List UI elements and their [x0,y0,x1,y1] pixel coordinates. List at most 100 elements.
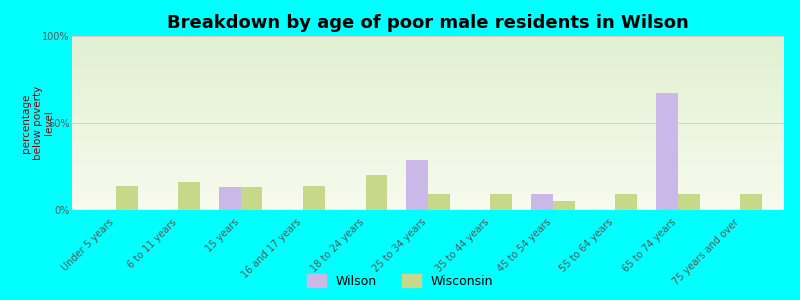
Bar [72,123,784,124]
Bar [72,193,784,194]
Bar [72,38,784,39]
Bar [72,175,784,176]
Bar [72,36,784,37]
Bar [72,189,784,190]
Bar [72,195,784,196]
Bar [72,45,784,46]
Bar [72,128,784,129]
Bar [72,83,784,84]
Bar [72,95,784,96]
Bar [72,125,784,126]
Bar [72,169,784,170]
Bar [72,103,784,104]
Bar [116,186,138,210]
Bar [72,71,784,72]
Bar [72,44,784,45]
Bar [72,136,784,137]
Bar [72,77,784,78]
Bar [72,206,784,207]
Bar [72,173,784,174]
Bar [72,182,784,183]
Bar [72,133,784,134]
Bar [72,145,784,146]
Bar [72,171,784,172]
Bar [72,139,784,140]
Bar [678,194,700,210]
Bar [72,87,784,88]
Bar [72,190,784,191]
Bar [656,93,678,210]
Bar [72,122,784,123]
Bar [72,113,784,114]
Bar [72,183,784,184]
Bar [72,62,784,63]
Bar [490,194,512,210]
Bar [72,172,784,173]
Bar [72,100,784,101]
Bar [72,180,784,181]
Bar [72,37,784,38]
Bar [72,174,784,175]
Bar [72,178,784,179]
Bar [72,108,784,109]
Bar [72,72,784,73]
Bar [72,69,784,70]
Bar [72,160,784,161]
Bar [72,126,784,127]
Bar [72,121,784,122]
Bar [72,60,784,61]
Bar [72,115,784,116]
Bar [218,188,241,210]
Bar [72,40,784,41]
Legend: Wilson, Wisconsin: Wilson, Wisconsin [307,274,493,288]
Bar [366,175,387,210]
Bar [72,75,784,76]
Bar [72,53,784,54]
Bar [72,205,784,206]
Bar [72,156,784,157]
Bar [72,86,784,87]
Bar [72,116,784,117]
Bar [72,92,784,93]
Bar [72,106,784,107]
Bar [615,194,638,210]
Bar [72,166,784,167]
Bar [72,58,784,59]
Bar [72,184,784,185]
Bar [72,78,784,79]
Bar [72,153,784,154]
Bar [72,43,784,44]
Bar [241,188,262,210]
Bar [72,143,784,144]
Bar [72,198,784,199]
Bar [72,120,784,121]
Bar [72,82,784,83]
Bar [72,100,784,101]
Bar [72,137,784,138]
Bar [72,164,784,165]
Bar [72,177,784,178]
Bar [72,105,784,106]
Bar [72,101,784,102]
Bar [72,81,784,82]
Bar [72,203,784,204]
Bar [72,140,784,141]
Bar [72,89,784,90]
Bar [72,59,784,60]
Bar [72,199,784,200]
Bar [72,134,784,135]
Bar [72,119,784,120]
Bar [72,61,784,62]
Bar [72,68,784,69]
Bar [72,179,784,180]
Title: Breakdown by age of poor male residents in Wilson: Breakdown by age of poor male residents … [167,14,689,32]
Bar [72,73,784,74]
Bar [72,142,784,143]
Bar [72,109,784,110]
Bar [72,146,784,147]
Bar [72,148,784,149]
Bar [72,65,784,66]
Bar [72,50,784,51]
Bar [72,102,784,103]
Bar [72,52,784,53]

____

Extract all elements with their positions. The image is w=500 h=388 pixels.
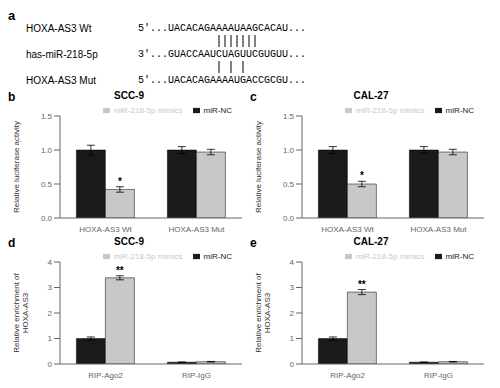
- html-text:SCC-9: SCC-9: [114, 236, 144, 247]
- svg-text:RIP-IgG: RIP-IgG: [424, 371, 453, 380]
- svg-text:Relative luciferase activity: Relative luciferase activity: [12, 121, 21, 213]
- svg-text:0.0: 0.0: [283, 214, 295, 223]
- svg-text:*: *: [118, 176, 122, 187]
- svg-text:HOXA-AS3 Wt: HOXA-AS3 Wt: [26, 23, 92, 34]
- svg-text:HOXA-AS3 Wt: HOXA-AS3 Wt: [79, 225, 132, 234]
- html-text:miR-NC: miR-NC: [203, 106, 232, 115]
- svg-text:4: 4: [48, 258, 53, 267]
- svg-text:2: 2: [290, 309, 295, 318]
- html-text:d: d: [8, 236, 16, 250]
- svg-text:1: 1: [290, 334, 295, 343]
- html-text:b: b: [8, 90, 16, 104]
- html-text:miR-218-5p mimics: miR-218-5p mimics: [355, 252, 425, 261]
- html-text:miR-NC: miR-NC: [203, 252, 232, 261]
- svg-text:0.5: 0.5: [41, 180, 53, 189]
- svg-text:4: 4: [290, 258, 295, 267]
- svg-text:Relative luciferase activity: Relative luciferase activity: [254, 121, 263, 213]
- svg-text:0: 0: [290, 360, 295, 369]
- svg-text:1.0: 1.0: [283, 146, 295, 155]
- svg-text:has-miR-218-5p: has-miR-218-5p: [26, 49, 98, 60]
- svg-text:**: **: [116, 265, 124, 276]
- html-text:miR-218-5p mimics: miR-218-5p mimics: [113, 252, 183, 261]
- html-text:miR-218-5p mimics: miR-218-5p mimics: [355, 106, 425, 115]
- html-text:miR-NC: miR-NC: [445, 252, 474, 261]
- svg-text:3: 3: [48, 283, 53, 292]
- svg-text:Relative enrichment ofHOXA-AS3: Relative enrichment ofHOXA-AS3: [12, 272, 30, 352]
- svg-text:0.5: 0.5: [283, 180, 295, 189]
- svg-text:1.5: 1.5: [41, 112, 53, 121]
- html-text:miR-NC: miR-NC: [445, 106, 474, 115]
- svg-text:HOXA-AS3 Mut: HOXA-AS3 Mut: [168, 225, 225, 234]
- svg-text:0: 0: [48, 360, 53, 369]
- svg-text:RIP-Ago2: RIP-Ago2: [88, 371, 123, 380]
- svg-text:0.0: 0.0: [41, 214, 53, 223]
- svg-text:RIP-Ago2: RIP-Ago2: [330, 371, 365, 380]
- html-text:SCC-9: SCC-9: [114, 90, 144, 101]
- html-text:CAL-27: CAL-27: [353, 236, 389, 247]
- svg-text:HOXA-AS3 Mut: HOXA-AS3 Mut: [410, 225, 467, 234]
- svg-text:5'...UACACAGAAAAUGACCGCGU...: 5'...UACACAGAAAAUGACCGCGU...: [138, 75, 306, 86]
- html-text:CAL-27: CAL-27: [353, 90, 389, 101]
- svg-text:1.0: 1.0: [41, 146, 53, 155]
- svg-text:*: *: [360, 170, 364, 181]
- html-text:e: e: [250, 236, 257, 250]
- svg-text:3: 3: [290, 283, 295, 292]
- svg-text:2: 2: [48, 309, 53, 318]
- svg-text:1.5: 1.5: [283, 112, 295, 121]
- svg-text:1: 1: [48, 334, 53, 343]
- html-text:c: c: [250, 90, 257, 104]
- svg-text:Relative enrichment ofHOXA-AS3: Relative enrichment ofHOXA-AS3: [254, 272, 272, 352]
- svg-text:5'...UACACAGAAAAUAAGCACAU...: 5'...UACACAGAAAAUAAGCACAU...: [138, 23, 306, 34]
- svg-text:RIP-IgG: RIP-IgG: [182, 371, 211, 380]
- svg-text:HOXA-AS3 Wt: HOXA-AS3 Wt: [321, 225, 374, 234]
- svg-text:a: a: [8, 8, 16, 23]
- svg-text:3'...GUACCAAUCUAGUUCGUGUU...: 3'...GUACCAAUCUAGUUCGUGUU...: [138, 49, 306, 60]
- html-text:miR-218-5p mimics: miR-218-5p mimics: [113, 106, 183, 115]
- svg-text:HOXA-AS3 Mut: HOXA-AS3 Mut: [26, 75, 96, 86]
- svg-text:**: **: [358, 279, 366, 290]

____

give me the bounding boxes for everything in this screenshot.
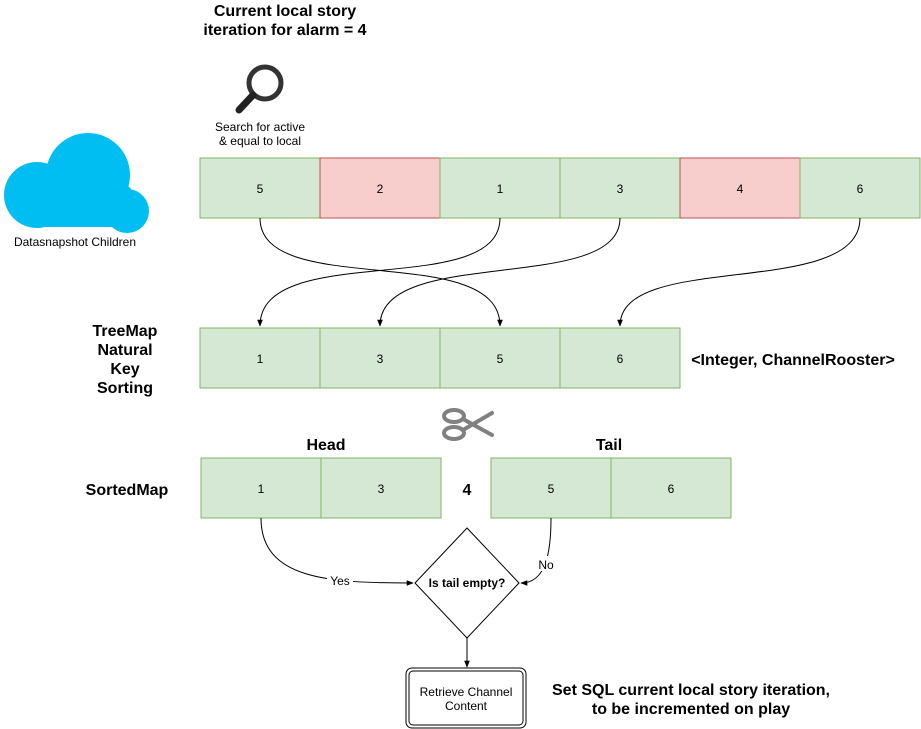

____

Task goal ▸ Switch every "Bar" to "Column" in the rows that begin with the line containing "List UI elements" and end with the line containing "Bar [72,72,784,73]", and give those rows again with nothing else changed. Leave the pictures out.

Output of the task ▸
List UI elements and their [x0,y0,x1,y1] pixel coordinates. List at most 100 elements.
Column [72,123,784,124]
Column [72,193,784,194]
Column [72,38,784,39]
Column [72,175,784,176]
Column [72,36,784,37]
Column [72,189,784,190]
Column [72,195,784,196]
Column [72,45,784,46]
Column [72,128,784,129]
Column [72,83,784,84]
Column [72,95,784,96]
Column [72,125,784,126]
Column [72,169,784,170]
Column [72,103,784,104]
Column [116,186,138,210]
Column [72,71,784,72]
Column [72,44,784,45]
Column [72,136,784,137]
Column [72,77,784,78]
Column [72,206,784,207]
Column [72,173,784,174]
Column [72,182,784,183]
Column [72,133,784,134]
Column [72,145,784,146]
Column [72,171,784,172]
Column [72,139,784,140]
Column [678,194,700,210]
Column [72,87,784,88]
Column [72,190,784,191]
Column [656,93,678,210]
Column [72,122,784,123]
Column [72,113,784,114]
Column [72,183,784,184]
Column [72,62,784,63]
Column [490,194,512,210]
Column [72,172,784,173]
Column [72,100,784,101]
Column [72,180,784,181]
Column [72,37,784,38]
Column [72,174,784,175]
Column [72,178,784,179]
Column [72,108,784,109]
Column [72,72,784,73]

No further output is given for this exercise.